**HOW TO COMPLETE THIS TASK**
The string "Figure" appears in some lines of the entries that follow; copy each such line.

**Saved entries**
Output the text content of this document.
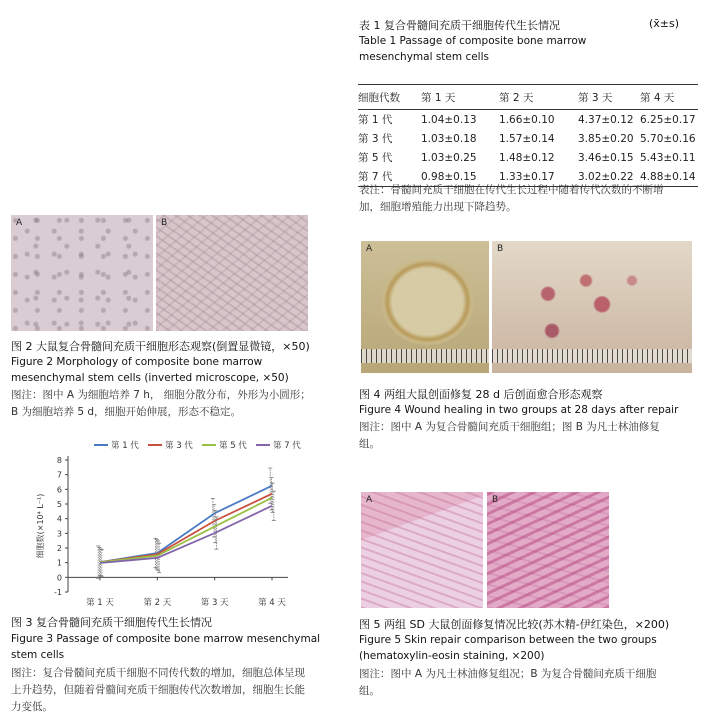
表 1 复合骨髓间充质干细胞传代生长情况	(x̄±s)
Table 1 Passage of composite bone marrow
mesenchymal stem cells
细胞代数	第 1 天	第 2 天	第 3 天	第 4 天
第 1 代	1.04±0.13	1.66±0.10	4.37±0.12	6.25±0.17
第 3 代	1.03±0.18	1.57±0.14	3.85±0.20	5.70±0.16
第 5 代	1.03±0.25	1.48±0.12	3.46±0.15	5.43±0.11
第 7 代	0.98±0.15	1.33±0.17	3.02±0.22	4.88±0.14
表注：骨髓间充质干细胞在传代生长过程中随着传代次数的不断增
加，细胞增殖能力出现下降趋势。
A	B
图 2 大鼠复合骨髓间充质干细胞形态观察(倒置显微镜，×50)
Figure 2 Morphology of composite bone marrow
mesenchymal stem cells (inverted microscope, ×50)
图注：图中 A 为细胞培养 7 h， 细胞分散分布，外形为小圆形；
B 为细胞培养 5 d，细胞开始伸展，形态不稳定。
第 1 代	第 3 代	第 5 代	第 7 代
-1
0
1
2
3
4
5
6
7
8
第 1 天	第 2 天	第 3 天	第 4 天
细胞数(×10⁴ L⁻¹)
图 3 复合骨髓间充质干细胞传代生长情况
Figure 3 Passage of composite bone marrow mesenchymal
stem cells
图注：复合骨髓间充质干细胞不同传代数的增加，细胞总体呈现
上升趋势，但随着骨髓间充质干细胞传代次数增加，细胞生长能
力变低。
A	B
图 4 两组大鼠创面修复 28 d 后创面愈合形态观察
Figure 4 Wound healing in two groups at 28 days after repair
图注：图中 A 为复合骨髓间充质干细胞组；图 B 为凡士林油修复
组。
A	B
图 5 两组 SD 大鼠创面修复情况比较(苏木精-伊红染色，×200)
Figure 5 Skin repair comparison between the two groups
(hematoxylin-eosin staining, ×200)
图注：图中 A 为凡士林油修复组况；B 为复合骨髓间充质干细胞
组。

**OUTPUT BELOW**
Figure 2 Morphology of composite bone marrow
Figure 3 Passage of composite bone marrow mesenchymal
Figure 4 Wound healing in two groups at 28 days after repair
Figure 5 Skin repair comparison between the two groups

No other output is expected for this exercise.